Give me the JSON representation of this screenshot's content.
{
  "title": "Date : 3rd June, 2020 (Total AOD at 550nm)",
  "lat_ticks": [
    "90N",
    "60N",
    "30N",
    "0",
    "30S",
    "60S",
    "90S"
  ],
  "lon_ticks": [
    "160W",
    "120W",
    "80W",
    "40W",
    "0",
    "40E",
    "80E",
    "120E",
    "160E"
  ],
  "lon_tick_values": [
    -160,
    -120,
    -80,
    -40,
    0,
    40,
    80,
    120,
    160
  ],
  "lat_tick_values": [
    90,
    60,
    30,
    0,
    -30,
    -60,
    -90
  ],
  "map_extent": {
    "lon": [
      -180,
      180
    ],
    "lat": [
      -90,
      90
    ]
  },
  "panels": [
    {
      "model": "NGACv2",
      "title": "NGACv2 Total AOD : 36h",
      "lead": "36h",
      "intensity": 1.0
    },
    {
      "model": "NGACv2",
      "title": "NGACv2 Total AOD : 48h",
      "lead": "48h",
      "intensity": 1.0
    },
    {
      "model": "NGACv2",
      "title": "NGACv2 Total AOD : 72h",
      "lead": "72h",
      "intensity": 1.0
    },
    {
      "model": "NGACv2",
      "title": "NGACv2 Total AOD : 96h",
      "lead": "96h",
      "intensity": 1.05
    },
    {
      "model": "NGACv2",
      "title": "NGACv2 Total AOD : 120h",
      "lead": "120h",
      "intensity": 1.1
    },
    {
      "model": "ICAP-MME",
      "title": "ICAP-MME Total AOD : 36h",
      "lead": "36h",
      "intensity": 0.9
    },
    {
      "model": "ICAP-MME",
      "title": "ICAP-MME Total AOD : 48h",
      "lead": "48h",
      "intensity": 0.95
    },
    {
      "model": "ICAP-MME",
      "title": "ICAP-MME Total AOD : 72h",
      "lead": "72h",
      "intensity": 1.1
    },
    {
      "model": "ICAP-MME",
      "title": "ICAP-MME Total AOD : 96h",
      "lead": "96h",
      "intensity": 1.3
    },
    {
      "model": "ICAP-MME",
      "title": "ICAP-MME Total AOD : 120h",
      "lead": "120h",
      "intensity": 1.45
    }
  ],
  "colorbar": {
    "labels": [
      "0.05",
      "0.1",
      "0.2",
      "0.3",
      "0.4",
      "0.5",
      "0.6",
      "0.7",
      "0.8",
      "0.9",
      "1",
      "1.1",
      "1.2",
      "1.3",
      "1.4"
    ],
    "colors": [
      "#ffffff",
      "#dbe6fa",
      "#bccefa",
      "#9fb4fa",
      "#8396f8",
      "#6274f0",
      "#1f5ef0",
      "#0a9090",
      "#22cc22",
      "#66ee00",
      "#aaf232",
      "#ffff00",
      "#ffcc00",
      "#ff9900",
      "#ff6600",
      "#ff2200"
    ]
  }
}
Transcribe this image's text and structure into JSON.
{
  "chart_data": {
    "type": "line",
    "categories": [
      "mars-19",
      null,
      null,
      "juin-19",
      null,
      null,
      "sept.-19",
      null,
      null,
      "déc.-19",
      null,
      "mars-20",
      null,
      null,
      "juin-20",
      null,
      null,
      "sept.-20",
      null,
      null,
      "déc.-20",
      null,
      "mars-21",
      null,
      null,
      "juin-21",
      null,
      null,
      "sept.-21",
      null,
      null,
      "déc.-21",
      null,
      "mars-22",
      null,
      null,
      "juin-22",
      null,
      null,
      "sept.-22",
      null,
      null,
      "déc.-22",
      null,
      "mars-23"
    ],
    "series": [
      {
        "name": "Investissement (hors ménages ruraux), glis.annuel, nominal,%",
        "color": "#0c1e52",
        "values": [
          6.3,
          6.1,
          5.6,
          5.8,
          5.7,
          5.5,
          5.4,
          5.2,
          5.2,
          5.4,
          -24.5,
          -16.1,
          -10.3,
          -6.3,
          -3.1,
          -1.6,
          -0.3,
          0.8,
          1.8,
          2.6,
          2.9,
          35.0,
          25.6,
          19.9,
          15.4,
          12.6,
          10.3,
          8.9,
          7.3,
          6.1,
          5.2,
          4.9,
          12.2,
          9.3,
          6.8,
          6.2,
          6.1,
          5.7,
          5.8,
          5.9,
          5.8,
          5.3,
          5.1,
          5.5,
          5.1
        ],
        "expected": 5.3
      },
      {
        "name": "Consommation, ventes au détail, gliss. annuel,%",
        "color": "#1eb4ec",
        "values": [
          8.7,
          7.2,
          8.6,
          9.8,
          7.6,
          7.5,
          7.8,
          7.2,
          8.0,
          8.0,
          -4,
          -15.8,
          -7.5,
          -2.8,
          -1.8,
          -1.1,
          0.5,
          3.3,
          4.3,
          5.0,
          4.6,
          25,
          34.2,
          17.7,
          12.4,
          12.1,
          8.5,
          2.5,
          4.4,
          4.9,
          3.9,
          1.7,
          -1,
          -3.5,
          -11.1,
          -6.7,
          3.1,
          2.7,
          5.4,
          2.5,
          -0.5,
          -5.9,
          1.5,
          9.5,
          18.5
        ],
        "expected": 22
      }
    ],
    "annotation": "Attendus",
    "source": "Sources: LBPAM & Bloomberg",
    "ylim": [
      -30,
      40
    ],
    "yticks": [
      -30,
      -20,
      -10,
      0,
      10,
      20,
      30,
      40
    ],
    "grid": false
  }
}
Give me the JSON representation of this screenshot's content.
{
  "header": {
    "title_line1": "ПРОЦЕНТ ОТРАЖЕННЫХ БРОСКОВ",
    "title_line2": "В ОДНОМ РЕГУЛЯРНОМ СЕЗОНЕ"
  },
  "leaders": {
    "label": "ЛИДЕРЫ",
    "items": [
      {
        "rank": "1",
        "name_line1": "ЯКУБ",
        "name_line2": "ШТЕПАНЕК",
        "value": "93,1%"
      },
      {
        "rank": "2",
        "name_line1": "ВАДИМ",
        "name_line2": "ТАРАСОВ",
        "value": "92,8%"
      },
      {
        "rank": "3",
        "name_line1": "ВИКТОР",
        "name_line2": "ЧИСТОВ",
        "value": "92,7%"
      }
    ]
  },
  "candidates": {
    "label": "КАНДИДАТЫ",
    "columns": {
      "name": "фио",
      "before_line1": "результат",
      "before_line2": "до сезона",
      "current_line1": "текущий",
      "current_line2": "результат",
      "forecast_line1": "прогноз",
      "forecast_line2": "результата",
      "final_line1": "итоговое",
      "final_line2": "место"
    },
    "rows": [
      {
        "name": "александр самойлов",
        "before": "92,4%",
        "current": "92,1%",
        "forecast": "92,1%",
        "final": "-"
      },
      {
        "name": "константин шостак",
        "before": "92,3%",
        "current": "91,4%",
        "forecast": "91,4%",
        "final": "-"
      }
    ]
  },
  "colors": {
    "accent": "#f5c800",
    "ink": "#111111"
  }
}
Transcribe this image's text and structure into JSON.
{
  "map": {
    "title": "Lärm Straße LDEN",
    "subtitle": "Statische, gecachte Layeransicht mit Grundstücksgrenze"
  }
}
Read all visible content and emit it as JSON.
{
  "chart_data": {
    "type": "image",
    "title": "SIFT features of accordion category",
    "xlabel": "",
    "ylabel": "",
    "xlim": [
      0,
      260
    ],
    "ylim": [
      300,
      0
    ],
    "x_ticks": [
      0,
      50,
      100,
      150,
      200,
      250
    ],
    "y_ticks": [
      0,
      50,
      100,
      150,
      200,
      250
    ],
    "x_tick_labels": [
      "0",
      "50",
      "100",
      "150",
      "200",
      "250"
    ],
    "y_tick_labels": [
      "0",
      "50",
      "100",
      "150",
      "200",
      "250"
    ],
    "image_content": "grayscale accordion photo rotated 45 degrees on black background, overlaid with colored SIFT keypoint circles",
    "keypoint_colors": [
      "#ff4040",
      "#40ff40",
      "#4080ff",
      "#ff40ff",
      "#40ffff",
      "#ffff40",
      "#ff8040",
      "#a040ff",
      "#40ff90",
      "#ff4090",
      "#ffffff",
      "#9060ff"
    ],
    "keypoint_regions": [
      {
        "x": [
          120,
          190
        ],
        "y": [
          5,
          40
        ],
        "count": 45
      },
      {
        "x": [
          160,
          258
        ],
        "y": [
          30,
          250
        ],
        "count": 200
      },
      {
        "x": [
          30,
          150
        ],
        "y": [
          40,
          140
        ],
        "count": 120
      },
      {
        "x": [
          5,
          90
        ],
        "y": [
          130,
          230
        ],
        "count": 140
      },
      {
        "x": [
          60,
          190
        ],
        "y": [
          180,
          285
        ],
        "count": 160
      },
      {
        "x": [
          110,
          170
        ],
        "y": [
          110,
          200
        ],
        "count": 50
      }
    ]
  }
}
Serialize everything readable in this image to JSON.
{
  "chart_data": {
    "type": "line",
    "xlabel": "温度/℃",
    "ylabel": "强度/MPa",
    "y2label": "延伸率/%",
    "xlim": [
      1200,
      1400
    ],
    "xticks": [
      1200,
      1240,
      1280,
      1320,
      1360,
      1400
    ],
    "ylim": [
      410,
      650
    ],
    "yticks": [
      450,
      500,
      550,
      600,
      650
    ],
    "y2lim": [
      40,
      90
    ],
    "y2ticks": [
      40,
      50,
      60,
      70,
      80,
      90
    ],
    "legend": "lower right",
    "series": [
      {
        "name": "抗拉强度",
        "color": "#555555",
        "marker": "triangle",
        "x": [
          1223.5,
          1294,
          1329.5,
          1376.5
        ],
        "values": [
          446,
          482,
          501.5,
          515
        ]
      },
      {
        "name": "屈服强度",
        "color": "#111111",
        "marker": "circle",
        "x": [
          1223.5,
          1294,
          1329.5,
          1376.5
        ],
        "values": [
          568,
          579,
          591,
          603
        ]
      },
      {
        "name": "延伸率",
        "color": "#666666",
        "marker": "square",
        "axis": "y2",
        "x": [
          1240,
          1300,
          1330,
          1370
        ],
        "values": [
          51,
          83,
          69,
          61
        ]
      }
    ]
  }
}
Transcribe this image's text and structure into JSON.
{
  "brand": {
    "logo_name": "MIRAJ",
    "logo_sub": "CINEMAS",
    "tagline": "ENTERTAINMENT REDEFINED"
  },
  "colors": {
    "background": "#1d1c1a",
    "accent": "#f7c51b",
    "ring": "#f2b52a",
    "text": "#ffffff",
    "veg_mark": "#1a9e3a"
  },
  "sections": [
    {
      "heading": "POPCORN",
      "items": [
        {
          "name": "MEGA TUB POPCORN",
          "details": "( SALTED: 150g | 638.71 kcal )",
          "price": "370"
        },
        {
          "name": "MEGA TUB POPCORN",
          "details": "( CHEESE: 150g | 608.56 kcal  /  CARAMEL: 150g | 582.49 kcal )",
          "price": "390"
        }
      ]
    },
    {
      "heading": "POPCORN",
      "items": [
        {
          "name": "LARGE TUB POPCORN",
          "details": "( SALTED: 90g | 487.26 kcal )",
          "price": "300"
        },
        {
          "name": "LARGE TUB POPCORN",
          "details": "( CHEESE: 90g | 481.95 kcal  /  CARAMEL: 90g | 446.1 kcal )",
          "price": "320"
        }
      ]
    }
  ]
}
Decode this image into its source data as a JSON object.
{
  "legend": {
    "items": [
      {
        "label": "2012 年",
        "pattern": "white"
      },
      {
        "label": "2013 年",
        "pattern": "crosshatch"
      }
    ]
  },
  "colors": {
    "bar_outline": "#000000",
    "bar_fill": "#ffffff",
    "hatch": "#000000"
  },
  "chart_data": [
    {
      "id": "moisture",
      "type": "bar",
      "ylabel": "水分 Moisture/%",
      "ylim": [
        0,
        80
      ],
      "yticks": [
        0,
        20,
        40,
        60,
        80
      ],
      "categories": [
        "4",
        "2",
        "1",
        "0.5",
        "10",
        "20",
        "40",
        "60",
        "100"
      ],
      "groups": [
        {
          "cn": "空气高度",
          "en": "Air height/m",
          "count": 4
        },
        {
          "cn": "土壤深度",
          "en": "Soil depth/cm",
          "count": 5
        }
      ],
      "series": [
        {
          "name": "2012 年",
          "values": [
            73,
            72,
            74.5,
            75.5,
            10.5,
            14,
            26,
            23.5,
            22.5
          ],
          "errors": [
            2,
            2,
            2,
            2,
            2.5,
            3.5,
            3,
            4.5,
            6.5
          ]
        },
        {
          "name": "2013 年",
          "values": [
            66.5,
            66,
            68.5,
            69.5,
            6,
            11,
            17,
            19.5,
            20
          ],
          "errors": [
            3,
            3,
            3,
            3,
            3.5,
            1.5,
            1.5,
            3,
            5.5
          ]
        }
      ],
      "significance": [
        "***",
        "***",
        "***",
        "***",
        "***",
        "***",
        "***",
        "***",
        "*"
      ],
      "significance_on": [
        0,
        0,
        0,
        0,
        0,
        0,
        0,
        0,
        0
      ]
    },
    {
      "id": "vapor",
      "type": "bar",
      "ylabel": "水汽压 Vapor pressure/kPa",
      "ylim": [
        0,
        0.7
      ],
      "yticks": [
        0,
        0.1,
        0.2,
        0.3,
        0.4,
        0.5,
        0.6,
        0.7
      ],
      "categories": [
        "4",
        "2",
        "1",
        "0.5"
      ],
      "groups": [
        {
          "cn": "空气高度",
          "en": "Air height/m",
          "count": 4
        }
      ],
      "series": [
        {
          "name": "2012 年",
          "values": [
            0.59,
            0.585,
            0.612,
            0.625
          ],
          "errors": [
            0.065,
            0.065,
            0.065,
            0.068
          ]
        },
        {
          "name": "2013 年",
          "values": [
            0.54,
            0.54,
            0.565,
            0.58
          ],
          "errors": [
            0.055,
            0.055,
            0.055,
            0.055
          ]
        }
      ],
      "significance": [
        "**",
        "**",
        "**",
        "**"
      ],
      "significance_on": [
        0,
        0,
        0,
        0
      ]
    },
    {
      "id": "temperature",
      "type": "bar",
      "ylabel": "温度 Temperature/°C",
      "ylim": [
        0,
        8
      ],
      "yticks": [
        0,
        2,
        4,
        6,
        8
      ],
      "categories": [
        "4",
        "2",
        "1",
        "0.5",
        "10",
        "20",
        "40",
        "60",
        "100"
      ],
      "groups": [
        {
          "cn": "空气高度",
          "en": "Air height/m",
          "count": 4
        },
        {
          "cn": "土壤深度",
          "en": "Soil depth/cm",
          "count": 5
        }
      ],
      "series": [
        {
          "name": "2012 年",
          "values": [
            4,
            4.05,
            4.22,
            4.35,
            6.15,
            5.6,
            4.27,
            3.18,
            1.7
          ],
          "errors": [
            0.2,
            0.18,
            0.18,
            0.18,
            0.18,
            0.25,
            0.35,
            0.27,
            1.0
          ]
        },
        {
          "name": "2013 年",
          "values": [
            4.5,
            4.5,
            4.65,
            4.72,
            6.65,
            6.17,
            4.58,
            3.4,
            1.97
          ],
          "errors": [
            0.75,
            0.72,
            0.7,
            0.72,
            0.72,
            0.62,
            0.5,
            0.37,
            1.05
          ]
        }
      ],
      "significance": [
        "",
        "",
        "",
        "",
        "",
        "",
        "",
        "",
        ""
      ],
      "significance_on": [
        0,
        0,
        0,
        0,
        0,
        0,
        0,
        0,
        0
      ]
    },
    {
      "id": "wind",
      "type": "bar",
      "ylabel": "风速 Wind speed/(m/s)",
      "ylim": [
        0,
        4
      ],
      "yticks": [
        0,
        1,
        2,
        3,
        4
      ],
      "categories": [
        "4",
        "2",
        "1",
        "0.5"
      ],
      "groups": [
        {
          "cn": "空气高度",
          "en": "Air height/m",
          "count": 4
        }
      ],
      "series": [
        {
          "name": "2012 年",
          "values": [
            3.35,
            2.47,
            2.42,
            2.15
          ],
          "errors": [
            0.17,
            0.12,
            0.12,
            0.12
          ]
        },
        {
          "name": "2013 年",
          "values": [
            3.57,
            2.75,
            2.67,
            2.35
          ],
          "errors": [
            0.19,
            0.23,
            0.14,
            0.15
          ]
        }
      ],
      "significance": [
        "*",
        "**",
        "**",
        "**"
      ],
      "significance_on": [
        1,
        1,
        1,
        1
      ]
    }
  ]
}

# # # # # # #

What is required »
Which lines hold the word "source"? Show each one.

Correct answer »
    "source": "Sources: LBPAM & Bloomberg",
Decode this image into its source data as a JSON object.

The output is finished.